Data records
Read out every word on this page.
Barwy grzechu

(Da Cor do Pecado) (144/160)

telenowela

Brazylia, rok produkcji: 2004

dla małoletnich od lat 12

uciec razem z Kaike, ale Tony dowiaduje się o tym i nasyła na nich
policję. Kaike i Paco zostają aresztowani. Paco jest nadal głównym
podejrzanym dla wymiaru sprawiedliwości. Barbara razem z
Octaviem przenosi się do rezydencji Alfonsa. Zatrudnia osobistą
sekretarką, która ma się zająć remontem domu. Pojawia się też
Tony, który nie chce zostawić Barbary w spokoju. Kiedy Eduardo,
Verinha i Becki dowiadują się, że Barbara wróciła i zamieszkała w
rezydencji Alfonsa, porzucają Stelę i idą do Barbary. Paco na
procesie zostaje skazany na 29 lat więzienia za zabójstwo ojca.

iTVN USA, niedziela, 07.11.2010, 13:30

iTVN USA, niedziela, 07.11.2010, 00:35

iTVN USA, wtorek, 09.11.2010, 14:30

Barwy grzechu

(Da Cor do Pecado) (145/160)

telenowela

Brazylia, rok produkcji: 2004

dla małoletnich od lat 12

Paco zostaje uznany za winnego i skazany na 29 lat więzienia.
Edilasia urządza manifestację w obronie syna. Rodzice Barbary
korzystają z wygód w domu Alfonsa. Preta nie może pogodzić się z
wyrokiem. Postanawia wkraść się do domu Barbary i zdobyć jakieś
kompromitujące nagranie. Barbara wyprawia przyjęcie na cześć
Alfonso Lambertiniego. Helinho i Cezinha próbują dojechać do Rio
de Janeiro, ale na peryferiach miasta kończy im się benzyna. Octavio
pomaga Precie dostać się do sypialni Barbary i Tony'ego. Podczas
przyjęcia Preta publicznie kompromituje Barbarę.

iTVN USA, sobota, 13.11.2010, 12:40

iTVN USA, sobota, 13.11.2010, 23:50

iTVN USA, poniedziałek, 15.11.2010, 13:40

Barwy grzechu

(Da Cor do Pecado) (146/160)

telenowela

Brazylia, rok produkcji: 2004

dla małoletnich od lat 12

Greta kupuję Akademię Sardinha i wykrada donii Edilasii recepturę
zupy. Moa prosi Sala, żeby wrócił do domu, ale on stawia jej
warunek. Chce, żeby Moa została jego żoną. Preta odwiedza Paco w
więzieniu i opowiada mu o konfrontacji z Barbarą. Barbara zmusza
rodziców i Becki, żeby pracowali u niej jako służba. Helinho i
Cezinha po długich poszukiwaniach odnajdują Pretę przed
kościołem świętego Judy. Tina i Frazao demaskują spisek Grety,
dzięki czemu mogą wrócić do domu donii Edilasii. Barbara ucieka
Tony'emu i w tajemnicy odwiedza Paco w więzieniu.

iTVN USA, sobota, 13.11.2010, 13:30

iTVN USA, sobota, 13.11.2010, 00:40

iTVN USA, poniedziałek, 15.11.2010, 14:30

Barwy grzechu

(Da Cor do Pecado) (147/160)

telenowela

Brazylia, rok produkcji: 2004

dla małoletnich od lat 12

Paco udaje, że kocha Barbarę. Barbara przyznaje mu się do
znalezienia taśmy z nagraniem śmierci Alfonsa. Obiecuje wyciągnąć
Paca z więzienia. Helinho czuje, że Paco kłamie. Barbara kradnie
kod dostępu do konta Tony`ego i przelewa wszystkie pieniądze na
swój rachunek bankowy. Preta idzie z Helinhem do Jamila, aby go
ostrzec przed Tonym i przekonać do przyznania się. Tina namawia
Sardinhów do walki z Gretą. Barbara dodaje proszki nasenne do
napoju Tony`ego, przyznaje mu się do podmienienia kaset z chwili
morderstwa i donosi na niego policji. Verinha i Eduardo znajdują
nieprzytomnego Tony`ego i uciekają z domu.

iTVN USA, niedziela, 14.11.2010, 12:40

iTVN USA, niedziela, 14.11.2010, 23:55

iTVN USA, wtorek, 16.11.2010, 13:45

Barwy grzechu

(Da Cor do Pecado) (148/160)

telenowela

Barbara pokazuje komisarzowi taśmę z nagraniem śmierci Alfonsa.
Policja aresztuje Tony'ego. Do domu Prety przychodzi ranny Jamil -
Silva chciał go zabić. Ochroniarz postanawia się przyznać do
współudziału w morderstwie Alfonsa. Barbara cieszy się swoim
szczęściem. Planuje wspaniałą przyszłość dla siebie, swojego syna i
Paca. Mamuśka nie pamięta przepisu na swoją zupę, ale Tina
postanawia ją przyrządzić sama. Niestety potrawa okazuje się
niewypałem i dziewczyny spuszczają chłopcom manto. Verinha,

§ REQUIRED WORK:
Write the data back out verbatim.

§ WORKED SOLUTION:
Read out every word on this page.
Barwy grzechu

(Da Cor do Pecado) (144/160)

telenowela

Brazylia, rok produkcji: 2004

dla małoletnich od lat 12

uciec razem z Kaike, ale Tony dowiaduje się o tym i nasyła na nich
policję. Kaike i Paco zostają aresztowani. Paco jest nadal głównym
podejrzanym dla wymiaru sprawiedliwości. Barbara razem z
Octaviem przenosi się do rezydencji Alfonsa. Zatrudnia osobistą
sekretarką, która ma się zająć remontem domu. Pojawia się też
Tony, który nie chce zostawić Barbary w spokoju. Kiedy Eduardo,
Verinha i Becki dowiadują się, że Barbara wróciła i zamieszkała w
rezydencji Alfonsa, porzucają Stelę i idą do Barbary. Paco na
procesie zostaje skazany na 29 lat więzienia za zabójstwo ojca.

iTVN USA, niedziela, 07.11.2010, 13:30

iTVN USA, niedziela, 07.11.2010, 00:35

iTVN USA, wtorek, 09.11.2010, 14:30

Barwy grzechu

(Da Cor do Pecado) (145/160)

telenowela

Brazylia, rok produkcji: 2004

dla małoletnich od lat 12

Paco zostaje uznany za winnego i skazany na 29 lat więzienia.
Edilasia urządza manifestację w obronie syna. Rodzice Barbary
korzystają z wygód w domu Alfonsa. Preta nie może pogodzić się z
wyrokiem. Postanawia wkraść się do domu Barbary i zdobyć jakieś
kompromitujące nagranie. Barbara wyprawia przyjęcie na cześć
Alfonso Lambertiniego. Helinho i Cezinha próbują dojechać do Rio
de Janeiro, ale na peryferiach miasta kończy im się benzyna. Octavio
pomaga Precie dostać się do sypialni Barbary i Tony'ego. Podczas
przyjęcia Preta publicznie kompromituje Barbarę.

iTVN USA, sobota, 13.11.2010, 12:40

iTVN USA, sobota, 13.11.2010, 23:50

iTVN USA, poniedziałek, 15.11.2010, 13:40

Barwy grzechu

(Da Cor do Pecado) (146/160)

telenowela

Brazylia, rok produkcji: 2004

dla małoletnich od lat 12

Greta kupuję Akademię Sardinha i wykrada donii Edilasii recepturę
zupy. Moa prosi Sala, żeby wrócił do domu, ale on stawia jej
warunek. Chce, żeby Moa została jego żoną. Preta odwiedza Paco w
więzieniu i opowiada mu o konfrontacji z Barbarą. Barbara zmusza
rodziców i Becki, żeby pracowali u niej jako służba. Helinho i
Cezinha po długich poszukiwaniach odnajdują Pretę przed
kościołem świętego Judy. Tina i Frazao demaskują spisek Grety,
dzięki czemu mogą wrócić do domu donii Edilasii. Barbara ucieka
Tony'emu i w tajemnicy odwiedza Paco w więzieniu.

iTVN USA, sobota, 13.11.2010, 13:30

iTVN USA, sobota, 13.11.2010, 00:40

iTVN USA, poniedziałek, 15.11.2010, 14:30

Barwy grzechu

(Da Cor do Pecado) (147/160)

telenowela

Brazylia, rok produkcji: 2004

dla małoletnich od lat 12

Paco udaje, że kocha Barbarę. Barbara przyznaje mu się do
znalezienia taśmy z nagraniem śmierci Alfonsa. Obiecuje wyciągnąć
Paca z więzienia. Helinho czuje, że Paco kłamie. Barbara kradnie
kod dostępu do konta Tony`ego i przelewa wszystkie pieniądze na
swój rachunek bankowy. Preta idzie z Helinhem do Jamila, aby go
ostrzec przed Tonym i przekonać do przyznania się. Tina namawia
Sardinhów do walki z Gretą. Barbara dodaje proszki nasenne do
napoju Tony`ego, przyznaje mu się do podmienienia kaset z chwili
morderstwa i donosi na niego policji. Verinha i Eduardo znajdują
nieprzytomnego Tony`ego i uciekają z domu.

iTVN USA, niedziela, 14.11.2010, 12:40

iTVN USA, niedziela, 14.11.2010, 23:55

iTVN USA, wtorek, 16.11.2010, 13:45

Barwy grzechu

(Da Cor do Pecado) (148/160)

telenowela

Barbara pokazuje komisarzowi taśmę z nagraniem śmierci Alfonsa.
Policja aresztuje Tony'ego. Do domu Prety przychodzi ranny Jamil -
Silva chciał go zabić. Ochroniarz postanawia się przyznać do
współudziału w morderstwie Alfonsa. Barbara cieszy się swoim
szczęściem. Planuje wspaniałą przyszłość dla siebie, swojego syna i
Paca. Mamuśka nie pamięta przepisu na swoją zupę, ale Tina
postanawia ją przyrządzić sama. Niestety potrawa okazuje się
niewypałem i dziewczyny spuszczają chłopcom manto. Verinha,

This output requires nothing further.